---- Record list

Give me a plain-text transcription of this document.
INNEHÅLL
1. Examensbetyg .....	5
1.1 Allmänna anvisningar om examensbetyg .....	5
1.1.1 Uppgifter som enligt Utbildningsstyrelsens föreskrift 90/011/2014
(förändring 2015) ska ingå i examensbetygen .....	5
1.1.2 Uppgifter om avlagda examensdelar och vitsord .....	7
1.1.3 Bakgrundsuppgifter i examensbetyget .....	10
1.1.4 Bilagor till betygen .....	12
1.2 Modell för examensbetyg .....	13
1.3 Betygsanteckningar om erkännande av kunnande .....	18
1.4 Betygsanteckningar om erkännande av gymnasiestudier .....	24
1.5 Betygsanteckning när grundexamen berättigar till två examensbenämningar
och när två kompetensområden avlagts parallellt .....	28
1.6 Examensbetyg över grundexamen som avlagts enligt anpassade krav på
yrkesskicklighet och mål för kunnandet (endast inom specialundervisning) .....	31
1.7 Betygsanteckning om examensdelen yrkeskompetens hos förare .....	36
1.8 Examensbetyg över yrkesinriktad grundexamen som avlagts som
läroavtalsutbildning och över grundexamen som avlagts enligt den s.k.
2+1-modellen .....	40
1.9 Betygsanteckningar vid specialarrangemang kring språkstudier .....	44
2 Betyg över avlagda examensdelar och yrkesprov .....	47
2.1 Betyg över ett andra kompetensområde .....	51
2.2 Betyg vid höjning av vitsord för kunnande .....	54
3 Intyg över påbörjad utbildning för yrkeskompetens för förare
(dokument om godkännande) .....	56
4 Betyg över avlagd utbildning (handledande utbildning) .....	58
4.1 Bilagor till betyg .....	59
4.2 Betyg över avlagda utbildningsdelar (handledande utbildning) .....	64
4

--------

**Goal:** Copy every record above exactly as it appears.

**Result of this exercise:**
Give me a plain-text transcription of this document.
INNEHÅLL
1. Examensbetyg .....	5
1.1 Allmänna anvisningar om examensbetyg .....	5
1.1.1 Uppgifter som enligt Utbildningsstyrelsens föreskrift 90/011/2014
(förändring 2015) ska ingå i examensbetygen .....	5
1.1.2 Uppgifter om avlagda examensdelar och vitsord .....	7
1.1.3 Bakgrundsuppgifter i examensbetyget .....	10
1.1.4 Bilagor till betygen .....	12
1.2 Modell för examensbetyg .....	13
1.3 Betygsanteckningar om erkännande av kunnande .....	18
1.4 Betygsanteckningar om erkännande av gymnasiestudier .....	24
1.5 Betygsanteckning när grundexamen berättigar till två examensbenämningar
och när två kompetensområden avlagts parallellt .....	28
1.6 Examensbetyg över grundexamen som avlagts enligt anpassade krav på
yrkesskicklighet och mål för kunnandet (endast inom specialundervisning) .....	31
1.7 Betygsanteckning om examensdelen yrkeskompetens hos förare .....	36
1.8 Examensbetyg över yrkesinriktad grundexamen som avlagts som
läroavtalsutbildning och över grundexamen som avlagts enligt den s.k.
2+1-modellen .....	40
1.9 Betygsanteckningar vid specialarrangemang kring språkstudier .....	44
2 Betyg över avlagda examensdelar och yrkesprov .....	47
2.1 Betyg över ett andra kompetensområde .....	51
2.2 Betyg vid höjning av vitsord för kunnande .....	54
3 Intyg över påbörjad utbildning för yrkeskompetens för förare
(dokument om godkännande) .....	56
4 Betyg över avlagd utbildning (handledande utbildning) .....	58
4.1 Bilagor till betyg .....	59
4.2 Betyg över avlagda utbildningsdelar (handledande utbildning) .....	64
4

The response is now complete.